Written instruction: Extract all lines in the data that contain the word "Published".

__________________________________________________

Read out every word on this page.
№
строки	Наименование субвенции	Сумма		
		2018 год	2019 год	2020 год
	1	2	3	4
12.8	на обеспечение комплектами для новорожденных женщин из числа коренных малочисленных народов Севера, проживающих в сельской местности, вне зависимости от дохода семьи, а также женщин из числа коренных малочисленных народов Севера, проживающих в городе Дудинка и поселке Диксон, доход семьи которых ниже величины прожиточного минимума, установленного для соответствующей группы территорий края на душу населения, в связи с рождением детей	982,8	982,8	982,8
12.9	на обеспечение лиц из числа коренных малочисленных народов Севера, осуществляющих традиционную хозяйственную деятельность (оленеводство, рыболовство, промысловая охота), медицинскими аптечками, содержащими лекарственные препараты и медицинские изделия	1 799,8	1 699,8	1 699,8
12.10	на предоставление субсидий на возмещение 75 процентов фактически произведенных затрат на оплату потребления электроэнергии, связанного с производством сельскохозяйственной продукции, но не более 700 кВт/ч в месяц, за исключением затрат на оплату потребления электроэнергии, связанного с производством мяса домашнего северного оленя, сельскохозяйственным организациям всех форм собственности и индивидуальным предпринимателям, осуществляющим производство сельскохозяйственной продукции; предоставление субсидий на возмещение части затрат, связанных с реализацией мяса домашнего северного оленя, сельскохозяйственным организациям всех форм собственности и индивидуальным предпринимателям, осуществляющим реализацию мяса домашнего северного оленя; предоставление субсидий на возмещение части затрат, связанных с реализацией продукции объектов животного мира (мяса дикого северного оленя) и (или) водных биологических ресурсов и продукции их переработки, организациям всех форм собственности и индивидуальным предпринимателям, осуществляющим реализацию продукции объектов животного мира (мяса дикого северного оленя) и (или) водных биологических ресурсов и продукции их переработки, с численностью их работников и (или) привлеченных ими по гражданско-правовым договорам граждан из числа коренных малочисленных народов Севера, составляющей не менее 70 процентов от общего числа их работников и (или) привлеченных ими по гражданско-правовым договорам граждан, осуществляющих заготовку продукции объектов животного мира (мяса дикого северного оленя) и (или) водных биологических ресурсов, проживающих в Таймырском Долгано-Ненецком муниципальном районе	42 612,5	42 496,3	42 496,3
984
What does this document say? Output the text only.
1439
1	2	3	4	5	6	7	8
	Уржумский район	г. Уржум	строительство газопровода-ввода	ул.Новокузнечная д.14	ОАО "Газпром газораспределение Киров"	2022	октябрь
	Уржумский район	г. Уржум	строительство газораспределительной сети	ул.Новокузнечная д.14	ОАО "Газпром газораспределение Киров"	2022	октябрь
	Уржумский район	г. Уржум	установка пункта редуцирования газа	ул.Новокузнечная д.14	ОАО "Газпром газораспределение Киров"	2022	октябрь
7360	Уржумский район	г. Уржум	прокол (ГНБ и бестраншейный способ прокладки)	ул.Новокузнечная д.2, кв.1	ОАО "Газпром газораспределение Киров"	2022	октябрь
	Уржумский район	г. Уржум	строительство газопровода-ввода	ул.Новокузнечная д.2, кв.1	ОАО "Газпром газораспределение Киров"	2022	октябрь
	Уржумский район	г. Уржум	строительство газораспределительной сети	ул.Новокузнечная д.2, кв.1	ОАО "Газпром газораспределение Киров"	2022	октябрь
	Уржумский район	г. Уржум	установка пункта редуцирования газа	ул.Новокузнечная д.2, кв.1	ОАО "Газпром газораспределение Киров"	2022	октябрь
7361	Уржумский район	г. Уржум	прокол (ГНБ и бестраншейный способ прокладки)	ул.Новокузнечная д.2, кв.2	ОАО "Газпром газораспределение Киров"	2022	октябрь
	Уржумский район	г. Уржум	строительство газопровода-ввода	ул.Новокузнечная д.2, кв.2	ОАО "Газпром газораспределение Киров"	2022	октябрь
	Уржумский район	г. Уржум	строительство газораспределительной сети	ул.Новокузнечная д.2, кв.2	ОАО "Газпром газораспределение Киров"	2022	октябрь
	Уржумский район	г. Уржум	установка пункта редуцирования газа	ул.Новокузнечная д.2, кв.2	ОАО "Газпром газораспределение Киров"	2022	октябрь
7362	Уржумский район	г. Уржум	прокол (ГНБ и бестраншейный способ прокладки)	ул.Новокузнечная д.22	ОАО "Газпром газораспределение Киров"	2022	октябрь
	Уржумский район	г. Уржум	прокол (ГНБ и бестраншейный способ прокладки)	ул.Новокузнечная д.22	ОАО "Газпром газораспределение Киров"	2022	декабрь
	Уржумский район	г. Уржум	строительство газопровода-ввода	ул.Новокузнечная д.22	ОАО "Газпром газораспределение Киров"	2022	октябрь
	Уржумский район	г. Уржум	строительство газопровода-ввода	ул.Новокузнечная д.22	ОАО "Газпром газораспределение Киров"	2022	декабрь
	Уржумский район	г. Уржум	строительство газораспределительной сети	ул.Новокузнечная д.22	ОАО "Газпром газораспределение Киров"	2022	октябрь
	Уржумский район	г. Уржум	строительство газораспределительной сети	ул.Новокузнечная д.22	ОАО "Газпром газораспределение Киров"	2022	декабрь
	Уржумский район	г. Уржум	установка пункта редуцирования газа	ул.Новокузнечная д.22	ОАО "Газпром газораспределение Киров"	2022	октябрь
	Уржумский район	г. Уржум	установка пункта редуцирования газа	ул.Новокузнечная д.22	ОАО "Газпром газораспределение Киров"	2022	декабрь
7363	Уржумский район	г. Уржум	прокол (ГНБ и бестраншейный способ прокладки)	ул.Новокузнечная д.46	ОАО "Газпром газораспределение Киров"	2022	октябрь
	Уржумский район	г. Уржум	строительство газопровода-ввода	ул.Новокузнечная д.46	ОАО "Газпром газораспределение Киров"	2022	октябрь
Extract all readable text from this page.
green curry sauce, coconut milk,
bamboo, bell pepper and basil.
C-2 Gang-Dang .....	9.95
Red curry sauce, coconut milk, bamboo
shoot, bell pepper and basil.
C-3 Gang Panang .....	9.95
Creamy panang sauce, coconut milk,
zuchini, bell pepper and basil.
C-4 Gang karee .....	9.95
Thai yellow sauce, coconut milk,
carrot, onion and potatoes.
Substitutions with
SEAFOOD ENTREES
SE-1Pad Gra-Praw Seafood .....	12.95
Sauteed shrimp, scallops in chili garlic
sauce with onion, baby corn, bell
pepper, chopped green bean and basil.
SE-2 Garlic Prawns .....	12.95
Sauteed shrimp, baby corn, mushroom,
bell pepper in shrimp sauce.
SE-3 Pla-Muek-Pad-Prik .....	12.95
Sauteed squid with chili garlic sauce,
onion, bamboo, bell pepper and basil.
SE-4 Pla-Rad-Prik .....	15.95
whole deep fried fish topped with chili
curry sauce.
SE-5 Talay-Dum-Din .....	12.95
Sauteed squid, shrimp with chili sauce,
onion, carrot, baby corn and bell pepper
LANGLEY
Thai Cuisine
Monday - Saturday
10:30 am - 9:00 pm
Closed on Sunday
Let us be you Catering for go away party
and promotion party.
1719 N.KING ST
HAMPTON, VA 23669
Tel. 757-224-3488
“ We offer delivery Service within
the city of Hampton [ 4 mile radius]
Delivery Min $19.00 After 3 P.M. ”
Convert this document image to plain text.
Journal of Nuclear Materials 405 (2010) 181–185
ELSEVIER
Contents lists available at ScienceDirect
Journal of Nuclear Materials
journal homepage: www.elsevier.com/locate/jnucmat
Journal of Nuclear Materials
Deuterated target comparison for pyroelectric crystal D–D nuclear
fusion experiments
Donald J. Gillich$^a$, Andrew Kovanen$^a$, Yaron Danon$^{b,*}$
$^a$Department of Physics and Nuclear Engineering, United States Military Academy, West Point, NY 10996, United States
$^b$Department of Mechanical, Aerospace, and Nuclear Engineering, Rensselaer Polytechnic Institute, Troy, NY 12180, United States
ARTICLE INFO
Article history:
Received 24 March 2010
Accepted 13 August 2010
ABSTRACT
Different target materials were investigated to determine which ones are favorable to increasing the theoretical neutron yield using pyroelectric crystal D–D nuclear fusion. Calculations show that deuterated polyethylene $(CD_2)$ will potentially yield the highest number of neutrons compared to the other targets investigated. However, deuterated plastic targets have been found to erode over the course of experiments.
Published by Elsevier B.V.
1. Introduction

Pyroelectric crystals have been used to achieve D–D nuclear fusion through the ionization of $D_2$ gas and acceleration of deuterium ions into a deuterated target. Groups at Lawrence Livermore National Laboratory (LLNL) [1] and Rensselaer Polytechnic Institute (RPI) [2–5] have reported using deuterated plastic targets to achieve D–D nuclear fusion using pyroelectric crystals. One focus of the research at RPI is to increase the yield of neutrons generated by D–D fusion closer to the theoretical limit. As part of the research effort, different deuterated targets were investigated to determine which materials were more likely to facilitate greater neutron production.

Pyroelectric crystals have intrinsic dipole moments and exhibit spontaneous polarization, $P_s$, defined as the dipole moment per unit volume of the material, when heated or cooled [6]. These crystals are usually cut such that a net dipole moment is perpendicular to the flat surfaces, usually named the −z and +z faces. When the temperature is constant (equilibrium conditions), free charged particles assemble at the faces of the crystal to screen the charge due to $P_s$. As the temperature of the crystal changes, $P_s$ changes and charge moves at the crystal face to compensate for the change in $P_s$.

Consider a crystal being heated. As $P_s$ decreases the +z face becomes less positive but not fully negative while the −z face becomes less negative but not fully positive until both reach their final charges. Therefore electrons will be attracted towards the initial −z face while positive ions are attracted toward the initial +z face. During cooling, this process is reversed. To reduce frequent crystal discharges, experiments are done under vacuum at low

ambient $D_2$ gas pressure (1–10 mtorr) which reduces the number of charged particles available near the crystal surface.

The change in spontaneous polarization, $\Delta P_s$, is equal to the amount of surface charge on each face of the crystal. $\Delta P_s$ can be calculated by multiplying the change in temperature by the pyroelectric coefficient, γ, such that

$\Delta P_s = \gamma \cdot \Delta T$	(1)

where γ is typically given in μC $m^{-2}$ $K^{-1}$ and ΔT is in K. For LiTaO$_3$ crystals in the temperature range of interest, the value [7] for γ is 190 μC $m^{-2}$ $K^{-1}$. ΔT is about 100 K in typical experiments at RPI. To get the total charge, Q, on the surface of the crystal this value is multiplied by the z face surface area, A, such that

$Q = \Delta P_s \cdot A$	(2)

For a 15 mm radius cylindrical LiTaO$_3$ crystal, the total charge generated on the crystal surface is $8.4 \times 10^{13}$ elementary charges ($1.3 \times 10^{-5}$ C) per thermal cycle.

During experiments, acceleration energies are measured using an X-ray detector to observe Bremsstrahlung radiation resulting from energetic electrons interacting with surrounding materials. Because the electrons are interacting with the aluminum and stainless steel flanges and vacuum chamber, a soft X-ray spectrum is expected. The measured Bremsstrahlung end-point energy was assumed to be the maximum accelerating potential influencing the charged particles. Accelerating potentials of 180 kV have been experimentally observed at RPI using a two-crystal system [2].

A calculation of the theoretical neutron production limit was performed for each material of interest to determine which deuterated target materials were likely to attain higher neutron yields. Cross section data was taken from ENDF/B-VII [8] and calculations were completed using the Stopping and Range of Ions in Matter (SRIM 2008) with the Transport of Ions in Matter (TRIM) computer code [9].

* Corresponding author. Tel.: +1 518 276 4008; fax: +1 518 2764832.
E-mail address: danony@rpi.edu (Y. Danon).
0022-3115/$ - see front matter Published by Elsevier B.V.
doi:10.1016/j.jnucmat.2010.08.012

__________________________________________________

Answer for the task:
Published by Elsevier B.V.
0022-3115/$ - see front matter Published by Elsevier B.V.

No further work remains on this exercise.